**Task prompt**. Copy out the listing in full, exactly as written, but not its pictures.

**Records supplied**.
☆ ☆ ☆

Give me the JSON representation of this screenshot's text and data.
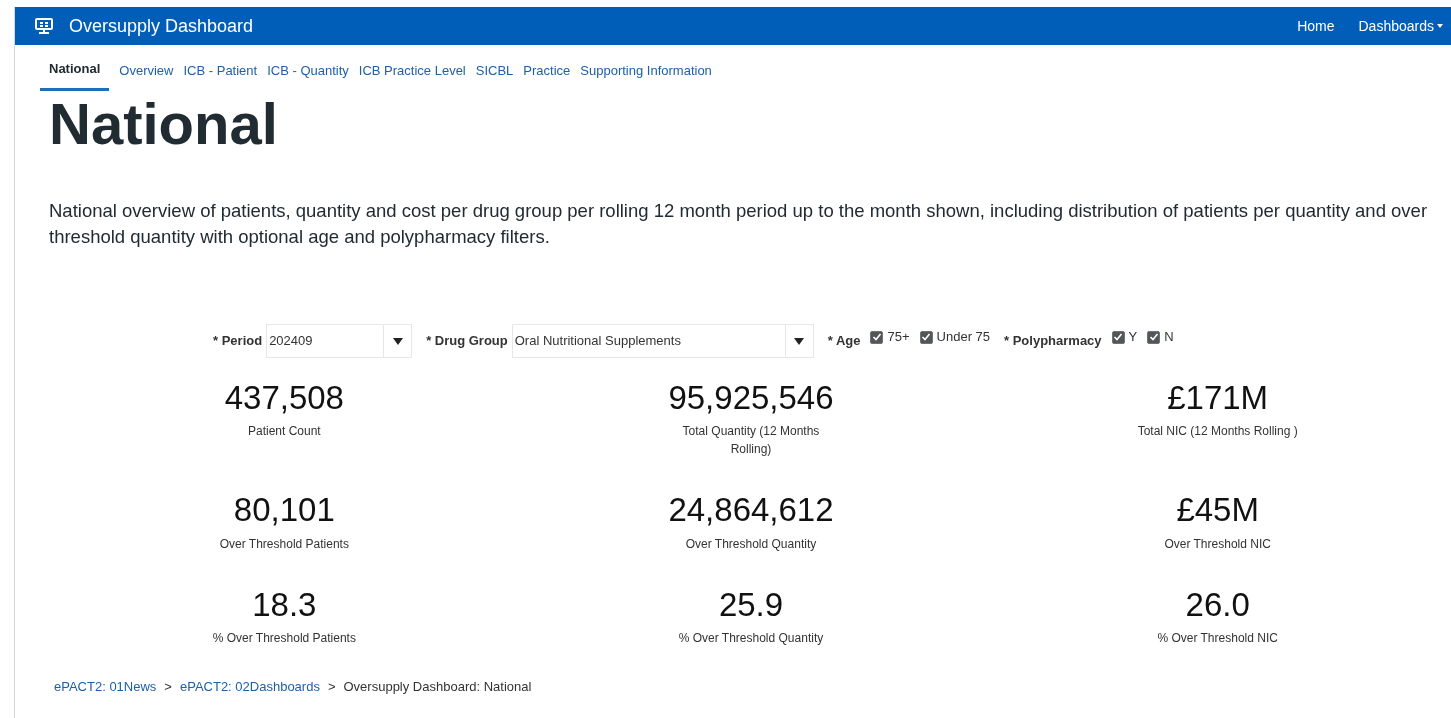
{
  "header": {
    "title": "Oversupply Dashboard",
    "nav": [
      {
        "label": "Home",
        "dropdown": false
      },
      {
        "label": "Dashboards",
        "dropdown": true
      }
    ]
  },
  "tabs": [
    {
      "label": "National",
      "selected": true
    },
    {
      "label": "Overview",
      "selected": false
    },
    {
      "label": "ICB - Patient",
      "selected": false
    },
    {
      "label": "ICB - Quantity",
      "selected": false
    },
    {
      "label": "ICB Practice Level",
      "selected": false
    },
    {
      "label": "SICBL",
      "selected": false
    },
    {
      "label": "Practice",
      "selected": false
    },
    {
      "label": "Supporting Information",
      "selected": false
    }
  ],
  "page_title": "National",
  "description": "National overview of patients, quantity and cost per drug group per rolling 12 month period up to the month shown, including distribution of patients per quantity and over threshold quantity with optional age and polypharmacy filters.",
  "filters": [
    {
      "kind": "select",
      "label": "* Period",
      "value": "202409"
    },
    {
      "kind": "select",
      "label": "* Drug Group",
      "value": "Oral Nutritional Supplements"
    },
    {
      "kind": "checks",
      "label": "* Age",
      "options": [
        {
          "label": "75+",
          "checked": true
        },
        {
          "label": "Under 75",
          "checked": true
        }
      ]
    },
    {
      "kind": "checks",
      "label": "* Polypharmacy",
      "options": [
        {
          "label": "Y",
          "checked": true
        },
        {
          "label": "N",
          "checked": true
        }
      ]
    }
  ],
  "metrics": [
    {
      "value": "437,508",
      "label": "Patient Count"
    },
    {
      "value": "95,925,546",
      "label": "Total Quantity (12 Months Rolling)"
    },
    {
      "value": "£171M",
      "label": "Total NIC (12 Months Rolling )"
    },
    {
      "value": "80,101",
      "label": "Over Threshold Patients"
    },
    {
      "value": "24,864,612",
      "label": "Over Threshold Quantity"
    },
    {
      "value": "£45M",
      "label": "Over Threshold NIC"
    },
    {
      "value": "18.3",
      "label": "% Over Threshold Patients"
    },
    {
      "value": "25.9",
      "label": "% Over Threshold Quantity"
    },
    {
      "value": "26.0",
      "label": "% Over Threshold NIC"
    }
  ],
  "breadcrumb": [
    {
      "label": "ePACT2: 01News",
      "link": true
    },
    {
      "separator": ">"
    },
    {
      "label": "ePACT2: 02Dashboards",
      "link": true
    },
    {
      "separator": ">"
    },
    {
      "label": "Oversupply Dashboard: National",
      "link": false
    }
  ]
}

☆ ☆ ☆

**Finished exercise**.
Give me the JSON representation of this screenshot's text and data.
{
  "header": {
    "title": "Oversupply Dashboard",
    "nav": [
      {
        "label": "Home",
        "dropdown": false
      },
      {
        "label": "Dashboards",
        "dropdown": true
      }
    ]
  },
  "tabs": [
    {
      "label": "National",
      "selected": true
    },
    {
      "label": "Overview",
      "selected": false
    },
    {
      "label": "ICB - Patient",
      "selected": false
    },
    {
      "label": "ICB - Quantity",
      "selected": false
    },
    {
      "label": "ICB Practice Level",
      "selected": false
    },
    {
      "label": "SICBL",
      "selected": false
    },
    {
      "label": "Practice",
      "selected": false
    },
    {
      "label": "Supporting Information",
      "selected": false
    }
  ],
  "page_title": "National",
  "description": "National overview of patients, quantity and cost per drug group per rolling 12 month period up to the month shown, including distribution of patients per quantity and over threshold quantity with optional age and polypharmacy filters.",
  "filters": [
    {
      "kind": "select",
      "label": "* Period",
      "value": "202409"
    },
    {
      "kind": "select",
      "label": "* Drug Group",
      "value": "Oral Nutritional Supplements"
    },
    {
      "kind": "checks",
      "label": "* Age",
      "options": [
        {
          "label": "75+",
          "checked": true
        },
        {
          "label": "Under 75",
          "checked": true
        }
      ]
    },
    {
      "kind": "checks",
      "label": "* Polypharmacy",
      "options": [
        {
          "label": "Y",
          "checked": true
        },
        {
          "label": "N",
          "checked": true
        }
      ]
    }
  ],
  "metrics": [
    {
      "value": "437,508",
      "label": "Patient Count"
    },
    {
      "value": "95,925,546",
      "label": "Total Quantity (12 Months Rolling)"
    },
    {
      "value": "£171M",
      "label": "Total NIC (12 Months Rolling )"
    },
    {
      "value": "80,101",
      "label": "Over Threshold Patients"
    },
    {
      "value": "24,864,612",
      "label": "Over Threshold Quantity"
    },
    {
      "value": "£45M",
      "label": "Over Threshold NIC"
    },
    {
      "value": "18.3",
      "label": "% Over Threshold Patients"
    },
    {
      "value": "25.9",
      "label": "% Over Threshold Quantity"
    },
    {
      "value": "26.0",
      "label": "% Over Threshold NIC"
    }
  ],
  "breadcrumb": [
    {
      "label": "ePACT2: 01News",
      "link": true
    },
    {
      "separator": ">"
    },
    {
      "label": "ePACT2: 02Dashboards",
      "link": true
    },
    {
      "separator": ">"
    },
    {
      "label": "Oversupply Dashboard: National",
      "link": false
    }
  ]
}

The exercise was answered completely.